----- Records for this exercise -----

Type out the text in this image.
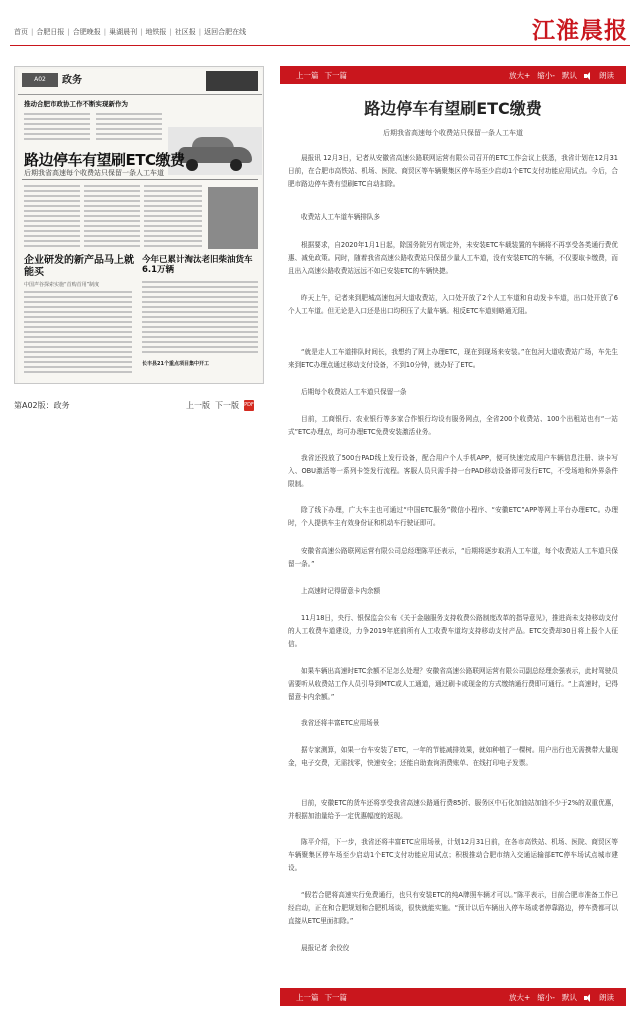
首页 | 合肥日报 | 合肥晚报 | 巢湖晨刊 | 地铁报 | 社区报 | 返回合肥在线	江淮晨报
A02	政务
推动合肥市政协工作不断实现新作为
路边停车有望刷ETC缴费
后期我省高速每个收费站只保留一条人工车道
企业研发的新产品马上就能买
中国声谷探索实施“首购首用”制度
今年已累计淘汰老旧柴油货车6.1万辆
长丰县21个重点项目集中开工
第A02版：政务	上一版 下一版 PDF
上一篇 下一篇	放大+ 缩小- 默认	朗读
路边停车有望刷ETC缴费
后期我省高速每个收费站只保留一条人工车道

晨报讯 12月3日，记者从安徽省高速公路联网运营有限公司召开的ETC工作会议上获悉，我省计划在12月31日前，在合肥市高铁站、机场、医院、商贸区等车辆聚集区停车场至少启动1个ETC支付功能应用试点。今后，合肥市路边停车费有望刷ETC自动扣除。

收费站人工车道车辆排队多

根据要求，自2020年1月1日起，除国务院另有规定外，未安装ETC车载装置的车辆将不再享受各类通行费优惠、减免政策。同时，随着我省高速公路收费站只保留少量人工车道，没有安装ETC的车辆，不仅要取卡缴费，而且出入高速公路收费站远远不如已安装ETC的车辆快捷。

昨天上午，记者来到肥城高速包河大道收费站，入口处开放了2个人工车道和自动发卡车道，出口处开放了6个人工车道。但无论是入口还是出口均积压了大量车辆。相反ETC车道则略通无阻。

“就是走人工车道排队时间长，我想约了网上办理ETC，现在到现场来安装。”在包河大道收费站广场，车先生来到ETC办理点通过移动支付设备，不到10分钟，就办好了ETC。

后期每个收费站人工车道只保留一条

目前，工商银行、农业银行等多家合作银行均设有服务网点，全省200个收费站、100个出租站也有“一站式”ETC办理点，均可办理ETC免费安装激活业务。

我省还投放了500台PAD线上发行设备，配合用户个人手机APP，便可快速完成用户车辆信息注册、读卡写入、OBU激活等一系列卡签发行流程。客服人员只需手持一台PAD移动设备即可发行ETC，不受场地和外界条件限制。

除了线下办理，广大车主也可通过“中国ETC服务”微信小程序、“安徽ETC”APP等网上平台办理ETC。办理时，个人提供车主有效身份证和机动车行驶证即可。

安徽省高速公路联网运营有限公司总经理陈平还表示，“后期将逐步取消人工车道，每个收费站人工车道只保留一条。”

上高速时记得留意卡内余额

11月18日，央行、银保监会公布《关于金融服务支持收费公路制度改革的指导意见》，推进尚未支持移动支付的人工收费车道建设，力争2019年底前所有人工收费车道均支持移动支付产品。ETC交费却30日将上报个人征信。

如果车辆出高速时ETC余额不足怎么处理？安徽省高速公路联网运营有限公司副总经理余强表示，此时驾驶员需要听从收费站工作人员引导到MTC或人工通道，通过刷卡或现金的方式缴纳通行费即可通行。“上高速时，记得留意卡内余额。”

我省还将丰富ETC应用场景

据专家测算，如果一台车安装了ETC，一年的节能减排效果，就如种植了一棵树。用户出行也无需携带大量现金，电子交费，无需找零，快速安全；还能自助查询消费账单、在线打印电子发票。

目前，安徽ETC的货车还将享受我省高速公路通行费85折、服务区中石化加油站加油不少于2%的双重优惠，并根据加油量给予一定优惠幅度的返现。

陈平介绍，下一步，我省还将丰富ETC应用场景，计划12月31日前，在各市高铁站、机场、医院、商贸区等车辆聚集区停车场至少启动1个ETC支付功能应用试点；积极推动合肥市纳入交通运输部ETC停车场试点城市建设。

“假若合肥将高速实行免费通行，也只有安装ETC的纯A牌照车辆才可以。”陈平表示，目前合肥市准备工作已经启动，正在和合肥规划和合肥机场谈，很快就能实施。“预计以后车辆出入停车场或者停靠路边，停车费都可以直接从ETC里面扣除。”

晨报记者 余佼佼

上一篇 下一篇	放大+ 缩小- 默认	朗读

-----

Exercise brief:
Pictures stay out; reproduce every line of the records exactly.

Answer below:
Type out the text in this image.
首页 | 合肥日报 | 合肥晚报 | 巢湖晨刊 | 地铁报 | 社区报 | 返回合肥在线	江淮晨报
A02	政务
推动合肥市政协工作不断实现新作为
路边停车有望刷ETC缴费
后期我省高速每个收费站只保留一条人工车道
企业研发的新产品马上就能买
中国声谷探索实施“首购首用”制度
今年已累计淘汰老旧柴油货车6.1万辆
长丰县21个重点项目集中开工
第A02版：政务	上一版 下一版 PDF
上一篇 下一篇	放大+ 缩小- 默认	朗读
路边停车有望刷ETC缴费
后期我省高速每个收费站只保留一条人工车道

晨报讯 12月3日，记者从安徽省高速公路联网运营有限公司召开的ETC工作会议上获悉，我省计划在12月31日前，在合肥市高铁站、机场、医院、商贸区等车辆聚集区停车场至少启动1个ETC支付功能应用试点。今后，合肥市路边停车费有望刷ETC自动扣除。

收费站人工车道车辆排队多

根据要求，自2020年1月1日起，除国务院另有规定外，未安装ETC车载装置的车辆将不再享受各类通行费优惠、减免政策。同时，随着我省高速公路收费站只保留少量人工车道，没有安装ETC的车辆，不仅要取卡缴费，而且出入高速公路收费站远远不如已安装ETC的车辆快捷。

昨天上午，记者来到肥城高速包河大道收费站，入口处开放了2个人工车道和自动发卡车道，出口处开放了6个人工车道。但无论是入口还是出口均积压了大量车辆。相反ETC车道则略通无阻。

“就是走人工车道排队时间长，我想约了网上办理ETC，现在到现场来安装。”在包河大道收费站广场，车先生来到ETC办理点通过移动支付设备，不到10分钟，就办好了ETC。

后期每个收费站人工车道只保留一条

目前，工商银行、农业银行等多家合作银行均设有服务网点，全省200个收费站、100个出租站也有“一站式”ETC办理点，均可办理ETC免费安装激活业务。

我省还投放了500台PAD线上发行设备，配合用户个人手机APP，便可快速完成用户车辆信息注册、读卡写入、OBU激活等一系列卡签发行流程。客服人员只需手持一台PAD移动设备即可发行ETC，不受场地和外界条件限制。

除了线下办理，广大车主也可通过“中国ETC服务”微信小程序、“安徽ETC”APP等网上平台办理ETC。办理时，个人提供车主有效身份证和机动车行驶证即可。

安徽省高速公路联网运营有限公司总经理陈平还表示，“后期将逐步取消人工车道，每个收费站人工车道只保留一条。”

上高速时记得留意卡内余额

11月18日，央行、银保监会公布《关于金融服务支持收费公路制度改革的指导意见》，推进尚未支持移动支付的人工收费车道建设，力争2019年底前所有人工收费车道均支持移动支付产品。ETC交费却30日将上报个人征信。

如果车辆出高速时ETC余额不足怎么处理？安徽省高速公路联网运营有限公司副总经理余强表示，此时驾驶员需要听从收费站工作人员引导到MTC或人工通道，通过刷卡或现金的方式缴纳通行费即可通行。“上高速时，记得留意卡内余额。”

我省还将丰富ETC应用场景

据专家测算，如果一台车安装了ETC，一年的节能减排效果，就如种植了一棵树。用户出行也无需携带大量现金，电子交费，无需找零，快速安全；还能自助查询消费账单、在线打印电子发票。

目前，安徽ETC的货车还将享受我省高速公路通行费85折、服务区中石化加油站加油不少于2%的双重优惠，并根据加油量给予一定优惠幅度的返现。

陈平介绍，下一步，我省还将丰富ETC应用场景，计划12月31日前，在各市高铁站、机场、医院、商贸区等车辆聚集区停车场至少启动1个ETC支付功能应用试点；积极推动合肥市纳入交通运输部ETC停车场试点城市建设。

“假若合肥将高速实行免费通行，也只有安装ETC的纯A牌照车辆才可以。”陈平表示，目前合肥市准备工作已经启动，正在和合肥规划和合肥机场谈，很快就能实施。“预计以后车辆出入停车场或者停靠路边，停车费都可以直接从ETC里面扣除。”

晨报记者 余佼佼

上一篇 下一篇	放大+ 缩小- 默认	朗读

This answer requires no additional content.